* **Exercise goal**
Reproduce exactly the lines from the line containing "Read out every word on this page." through the end of the records below, including both ends, and nothing else.

* **Given information**
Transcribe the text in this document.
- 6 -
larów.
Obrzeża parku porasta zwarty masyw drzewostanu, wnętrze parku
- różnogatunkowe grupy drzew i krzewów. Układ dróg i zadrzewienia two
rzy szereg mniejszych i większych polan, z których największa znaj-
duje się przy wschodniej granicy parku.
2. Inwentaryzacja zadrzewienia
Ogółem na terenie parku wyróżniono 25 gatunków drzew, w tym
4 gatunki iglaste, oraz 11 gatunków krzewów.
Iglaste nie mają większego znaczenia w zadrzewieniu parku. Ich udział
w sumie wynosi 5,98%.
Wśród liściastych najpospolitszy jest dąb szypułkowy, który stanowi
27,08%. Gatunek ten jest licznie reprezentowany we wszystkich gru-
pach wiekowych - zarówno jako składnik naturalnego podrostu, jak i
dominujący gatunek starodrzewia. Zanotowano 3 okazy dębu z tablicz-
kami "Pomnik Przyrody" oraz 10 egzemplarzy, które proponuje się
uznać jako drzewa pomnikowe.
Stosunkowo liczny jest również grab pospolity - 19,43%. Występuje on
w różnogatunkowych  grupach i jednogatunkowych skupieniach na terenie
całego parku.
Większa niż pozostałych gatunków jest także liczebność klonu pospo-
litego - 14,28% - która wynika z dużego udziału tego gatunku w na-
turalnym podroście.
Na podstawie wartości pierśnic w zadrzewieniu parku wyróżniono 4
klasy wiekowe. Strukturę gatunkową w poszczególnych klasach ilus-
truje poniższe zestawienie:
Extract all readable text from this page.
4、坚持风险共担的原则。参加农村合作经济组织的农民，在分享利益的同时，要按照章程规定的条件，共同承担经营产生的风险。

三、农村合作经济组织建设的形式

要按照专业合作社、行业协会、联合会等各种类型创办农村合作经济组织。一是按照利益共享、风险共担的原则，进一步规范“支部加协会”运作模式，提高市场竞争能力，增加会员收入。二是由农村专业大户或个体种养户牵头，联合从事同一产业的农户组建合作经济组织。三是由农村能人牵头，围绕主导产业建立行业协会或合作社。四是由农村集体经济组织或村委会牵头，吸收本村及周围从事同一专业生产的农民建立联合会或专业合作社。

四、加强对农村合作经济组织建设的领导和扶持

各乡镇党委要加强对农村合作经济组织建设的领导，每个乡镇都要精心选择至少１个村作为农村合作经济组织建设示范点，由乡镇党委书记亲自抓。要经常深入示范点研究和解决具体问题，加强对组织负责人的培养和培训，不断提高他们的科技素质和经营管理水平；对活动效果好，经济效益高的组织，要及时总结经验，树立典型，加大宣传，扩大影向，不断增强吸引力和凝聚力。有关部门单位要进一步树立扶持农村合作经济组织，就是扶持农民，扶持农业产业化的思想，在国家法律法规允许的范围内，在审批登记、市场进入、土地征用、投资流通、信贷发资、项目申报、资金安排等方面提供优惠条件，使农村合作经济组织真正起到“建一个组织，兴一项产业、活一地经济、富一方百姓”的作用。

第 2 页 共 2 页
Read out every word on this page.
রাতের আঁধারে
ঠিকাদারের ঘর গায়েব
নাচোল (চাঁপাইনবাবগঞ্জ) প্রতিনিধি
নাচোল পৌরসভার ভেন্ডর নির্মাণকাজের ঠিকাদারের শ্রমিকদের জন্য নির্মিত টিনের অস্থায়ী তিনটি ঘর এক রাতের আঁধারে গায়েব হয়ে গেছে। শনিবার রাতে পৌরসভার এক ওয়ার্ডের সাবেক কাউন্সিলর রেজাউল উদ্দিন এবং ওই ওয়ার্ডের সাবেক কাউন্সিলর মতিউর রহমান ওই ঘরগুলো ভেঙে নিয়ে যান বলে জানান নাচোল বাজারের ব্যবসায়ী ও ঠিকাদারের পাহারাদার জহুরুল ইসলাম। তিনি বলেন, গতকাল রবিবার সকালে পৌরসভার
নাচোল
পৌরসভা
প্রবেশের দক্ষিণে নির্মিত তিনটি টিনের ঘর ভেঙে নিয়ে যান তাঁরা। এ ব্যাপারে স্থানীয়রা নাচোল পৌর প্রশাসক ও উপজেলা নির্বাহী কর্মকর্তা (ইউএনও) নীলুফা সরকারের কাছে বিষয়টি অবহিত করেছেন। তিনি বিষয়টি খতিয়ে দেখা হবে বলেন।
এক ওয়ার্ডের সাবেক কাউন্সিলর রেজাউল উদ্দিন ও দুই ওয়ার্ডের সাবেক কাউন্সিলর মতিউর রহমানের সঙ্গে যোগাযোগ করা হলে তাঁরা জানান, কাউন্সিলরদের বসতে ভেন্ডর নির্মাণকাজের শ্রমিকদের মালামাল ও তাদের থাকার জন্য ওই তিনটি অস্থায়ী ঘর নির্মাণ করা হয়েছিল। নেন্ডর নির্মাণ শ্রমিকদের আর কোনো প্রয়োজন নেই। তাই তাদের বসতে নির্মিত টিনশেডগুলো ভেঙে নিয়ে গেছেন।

* **Correct output**
Read out every word on this page.
রাতের আঁধারে
ঠিকাদারের ঘর গায়েব
নাচোল (চাঁপাইনবাবগঞ্জ) প্রতিনিধি
নাচোল পৌরসভার ভেন্ডর নির্মাণকাজের ঠিকাদারের শ্রমিকদের জন্য নির্মিত টিনের অস্থায়ী তিনটি ঘর এক রাতের আঁধারে গায়েব হয়ে গেছে। শনিবার রাতে পৌরসভার এক ওয়ার্ডের সাবেক কাউন্সিলর রেজাউল উদ্দিন এবং ওই ওয়ার্ডের সাবেক কাউন্সিলর মতিউর রহমান ওই ঘরগুলো ভেঙে নিয়ে যান বলে জানান নাচোল বাজারের ব্যবসায়ী ও ঠিকাদারের পাহারাদার জহুরুল ইসলাম। তিনি বলেন, গতকাল রবিবার সকালে পৌরসভার
নাচোল
পৌরসভা
প্রবেশের দক্ষিণে নির্মিত তিনটি টিনের ঘর ভেঙে নিয়ে যান তাঁরা। এ ব্যাপারে স্থানীয়রা নাচোল পৌর প্রশাসক ও উপজেলা নির্বাহী কর্মকর্তা (ইউএনও) নীলুফা সরকারের কাছে বিষয়টি অবহিত করেছেন। তিনি বিষয়টি খতিয়ে দেখা হবে বলেন।
এক ওয়ার্ডের সাবেক কাউন্সিলর রেজাউল উদ্দিন ও দুই ওয়ার্ডের সাবেক কাউন্সিলর মতিউর রহমানের সঙ্গে যোগাযোগ করা হলে তাঁরা জানান, কাউন্সিলরদের বসতে ভেন্ডর নির্মাণকাজের শ্রমিকদের মালামাল ও তাদের থাকার জন্য ওই তিনটি অস্থায়ী ঘর নির্মাণ করা হয়েছিল। নেন্ডর নির্মাণ শ্রমিকদের আর কোনো প্রয়োজন নেই। তাই তাদের বসতে নির্মিত টিনশেডগুলো ভেঙে নিয়ে গেছেন।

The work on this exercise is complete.